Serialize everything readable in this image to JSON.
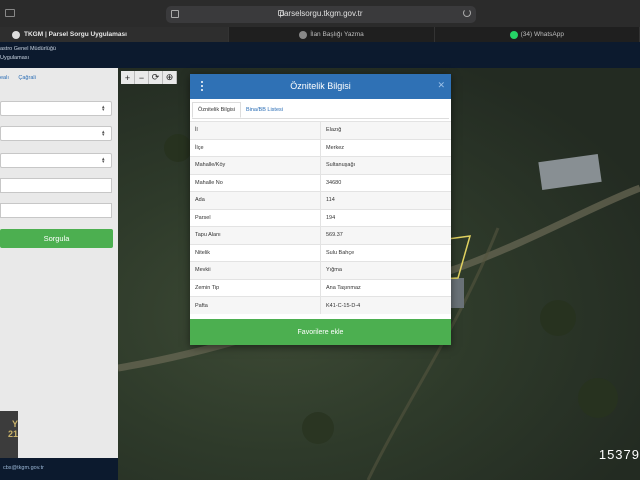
{
  "browser": {
    "url": "parselsorgu.tkgm.gov.tr",
    "tabs": [
      {
        "label": "TKGM | Parsel Sorgu Uygulaması",
        "active": true
      },
      {
        "label": "İlan Başlığı Yazma",
        "active": false
      },
      {
        "label": "(34) WhatsApp",
        "active": false
      }
    ]
  },
  "header": {
    "line1": "astro Genel Müdürlüğü",
    "line2": "Uygulaması"
  },
  "left_panel": {
    "links": [
      "ealı",
      "Çağrali"
    ],
    "query_button": "Sorgula",
    "footer_email": "cbs@tkgm.gov.tr",
    "promo_text": "Y 21"
  },
  "map": {
    "tools": [
      "+",
      "−",
      "⟳",
      "⊕"
    ],
    "overlay_number": "15379"
  },
  "modal": {
    "title": "Öznitelik Bilgisi",
    "tabs": [
      "Öznitelik Bilgisi",
      "Bina/BB Listesi"
    ],
    "rows": [
      {
        "key": "İl",
        "value": "Elazığ"
      },
      {
        "key": "İlçe",
        "value": "Merkez"
      },
      {
        "key": "Mahalle/Köy",
        "value": "Sultanuşağı"
      },
      {
        "key": "Mahalle No",
        "value": "34680"
      },
      {
        "key": "Ada",
        "value": "114"
      },
      {
        "key": "Parsel",
        "value": "194"
      },
      {
        "key": "Tapu Alanı",
        "value": "569.37"
      },
      {
        "key": "Nitelik",
        "value": "Sulu Bahçe"
      },
      {
        "key": "Mevkii",
        "value": "Yığma"
      },
      {
        "key": "Zemin Tip",
        "value": "Ana Taşınmaz"
      },
      {
        "key": "Pafta",
        "value": "K41-C-15-D-4"
      }
    ],
    "favorite_button": "Favorilere ekle"
  },
  "colors": {
    "header_blue": "#2f71b5",
    "green": "#4caf50",
    "app_header": "#0c1a2e"
  }
}
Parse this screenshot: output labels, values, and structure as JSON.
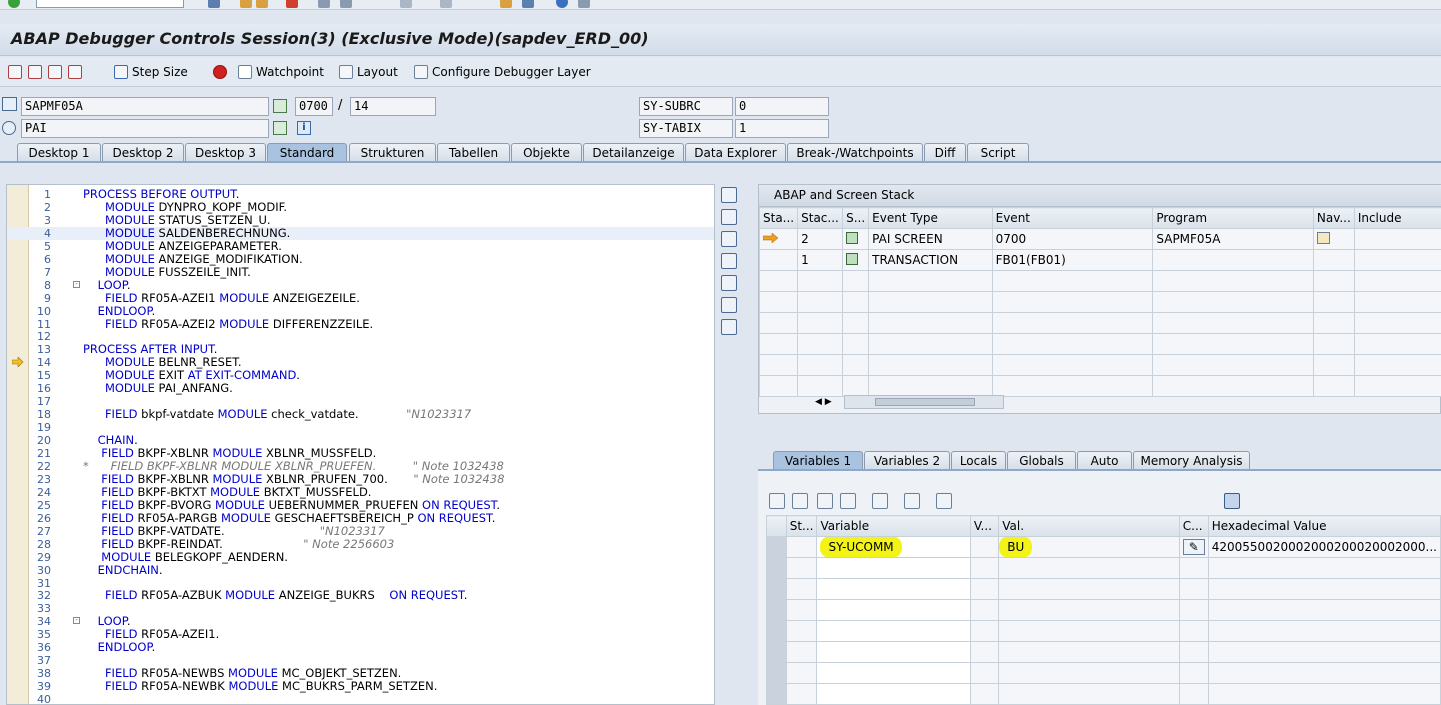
{
  "window": {
    "title": "ABAP Debugger Controls Session(3)  (Exclusive Mode)(sapdev_ERD_00)"
  },
  "toolbar": {
    "step_size_label": "Step Size",
    "watchpoint_label": "Watchpoint",
    "layout_label": "Layout",
    "configure_label": "Configure Debugger Layer"
  },
  "fields": {
    "program": "SAPMF05A",
    "screen": "0700",
    "separator": "/",
    "line": "14",
    "module": "PAI",
    "sy_subrc_label": "SY-SUBRC",
    "sy_subrc_value": "0",
    "sy_tabix_label": "SY-TABIX",
    "sy_tabix_value": "1"
  },
  "tabs": [
    {
      "label": "Desktop 1"
    },
    {
      "label": "Desktop 2"
    },
    {
      "label": "Desktop 3"
    },
    {
      "label": "Standard"
    },
    {
      "label": "Strukturen"
    },
    {
      "label": "Tabellen"
    },
    {
      "label": "Objekte"
    },
    {
      "label": "Detailanzeige"
    },
    {
      "label": "Data Explorer"
    },
    {
      "label": "Break-/Watchpoints"
    },
    {
      "label": "Diff"
    },
    {
      "label": "Script"
    }
  ],
  "active_tab": "Standard",
  "code": {
    "current_line": "14",
    "lines": [
      {
        "n": "1",
        "t": "PROCESS BEFORE OUTPUT."
      },
      {
        "n": "2",
        "t": "      MODULE DYNPRO_KOPF_MODIF."
      },
      {
        "n": "3",
        "t": "      MODULE STATUS_SETZEN_U."
      },
      {
        "n": "4",
        "t": "      MODULE SALDENBERECHNUNG."
      },
      {
        "n": "5",
        "t": "      MODULE ANZEIGEPARAMETER."
      },
      {
        "n": "6",
        "t": "      MODULE ANZEIGE_MODIFIKATION."
      },
      {
        "n": "7",
        "t": "      MODULE FUSSZEILE_INIT."
      },
      {
        "n": "8",
        "t": "    LOOP."
      },
      {
        "n": "9",
        "t": "      FIELD RF05A-AZEI1 MODULE ANZEIGEZEILE."
      },
      {
        "n": "10",
        "t": "    ENDLOOP."
      },
      {
        "n": "11",
        "t": "      FIELD RF05A-AZEI2 MODULE DIFFERENZZEILE."
      },
      {
        "n": "12",
        "t": ""
      },
      {
        "n": "13",
        "t": "PROCESS AFTER INPUT."
      },
      {
        "n": "14",
        "t": "      MODULE BELNR_RESET."
      },
      {
        "n": "15",
        "t": "      MODULE EXIT AT EXIT-COMMAND."
      },
      {
        "n": "16",
        "t": "      MODULE PAI_ANFANG."
      },
      {
        "n": "17",
        "t": ""
      },
      {
        "n": "18",
        "t": "      FIELD bkpf-vatdate MODULE check_vatdate.             \"N1023317"
      },
      {
        "n": "19",
        "t": ""
      },
      {
        "n": "20",
        "t": "    CHAIN."
      },
      {
        "n": "21",
        "t": "     FIELD BKPF-XBLNR MODULE XBLNR_MUSSFELD."
      },
      {
        "n": "22",
        "t": "*      FIELD BKPF-XBLNR MODULE XBLNR_PRUEFEN.          \" Note 1032438"
      },
      {
        "n": "23",
        "t": "     FIELD BKPF-XBLNR MODULE XBLNR_PRUFEN_700.       \" Note 1032438"
      },
      {
        "n": "24",
        "t": "     FIELD BKPF-BKTXT MODULE BKTXT_MUSSFELD."
      },
      {
        "n": "25",
        "t": "     FIELD BKPF-BVORG MODULE UEBERNUMMER_PRUEFEN ON REQUEST."
      },
      {
        "n": "26",
        "t": "     FIELD RF05A-PARGB MODULE GESCHAEFTSBEREICH_P ON REQUEST."
      },
      {
        "n": "27",
        "t": "     FIELD BKPF-VATDATE.                          \"N1023317"
      },
      {
        "n": "28",
        "t": "     FIELD BKPF-REINDAT.                      \" Note 2256603"
      },
      {
        "n": "29",
        "t": "     MODULE BELEGKOPF_AENDERN."
      },
      {
        "n": "30",
        "t": "    ENDCHAIN."
      },
      {
        "n": "31",
        "t": ""
      },
      {
        "n": "32",
        "t": "      FIELD RF05A-AZBUK MODULE ANZEIGE_BUKRS    ON REQUEST."
      },
      {
        "n": "33",
        "t": ""
      },
      {
        "n": "34",
        "t": "    LOOP."
      },
      {
        "n": "35",
        "t": "      FIELD RF05A-AZEI1."
      },
      {
        "n": "36",
        "t": "    ENDLOOP."
      },
      {
        "n": "37",
        "t": ""
      },
      {
        "n": "38",
        "t": "      FIELD RF05A-NEWBS MODULE MC_OBJEKT_SETZEN."
      },
      {
        "n": "39",
        "t": "      FIELD RF05A-NEWBK MODULE MC_BUKRS_PARM_SETZEN."
      },
      {
        "n": "40",
        "t": ""
      }
    ]
  },
  "stack": {
    "title": "ABAP and Screen Stack",
    "columns": [
      "Sta...",
      "Stac...",
      "S...",
      "Event Type",
      "Event",
      "Program",
      "Nav...",
      "Include"
    ],
    "rows": [
      {
        "level": "2",
        "event_type": "PAI SCREEN",
        "event": "0700",
        "program": "SAPMF05A"
      },
      {
        "level": "1",
        "event_type": "TRANSACTION",
        "event": "FB01(FB01)",
        "program": ""
      }
    ]
  },
  "var_tabs": [
    {
      "label": "Variables 1"
    },
    {
      "label": "Variables 2"
    },
    {
      "label": "Locals"
    },
    {
      "label": "Globals"
    },
    {
      "label": "Auto"
    },
    {
      "label": "Memory Analysis"
    }
  ],
  "variables": {
    "columns": [
      "St...",
      "Variable",
      "V...",
      "Val.",
      "C...",
      "Hexadecimal Value"
    ],
    "rows": [
      {
        "variable": "SY-UCOMM",
        "value": "BU",
        "hex": "4200550020002000200020002000..."
      }
    ]
  },
  "colors": {
    "keyword": "#0000cc",
    "highlight": "#f3f318",
    "active_tab": "#a8c2e0"
  }
}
::::::
[What is needed]
Filter the records above for lines containing the word "ABAP", and copy those lines.

[Exercise output]
    "title": "ABAP Debugger Controls Session(3)  (Exclusive Mode)(sapdev_ERD_00)"
    "title": "ABAP and Screen Stack",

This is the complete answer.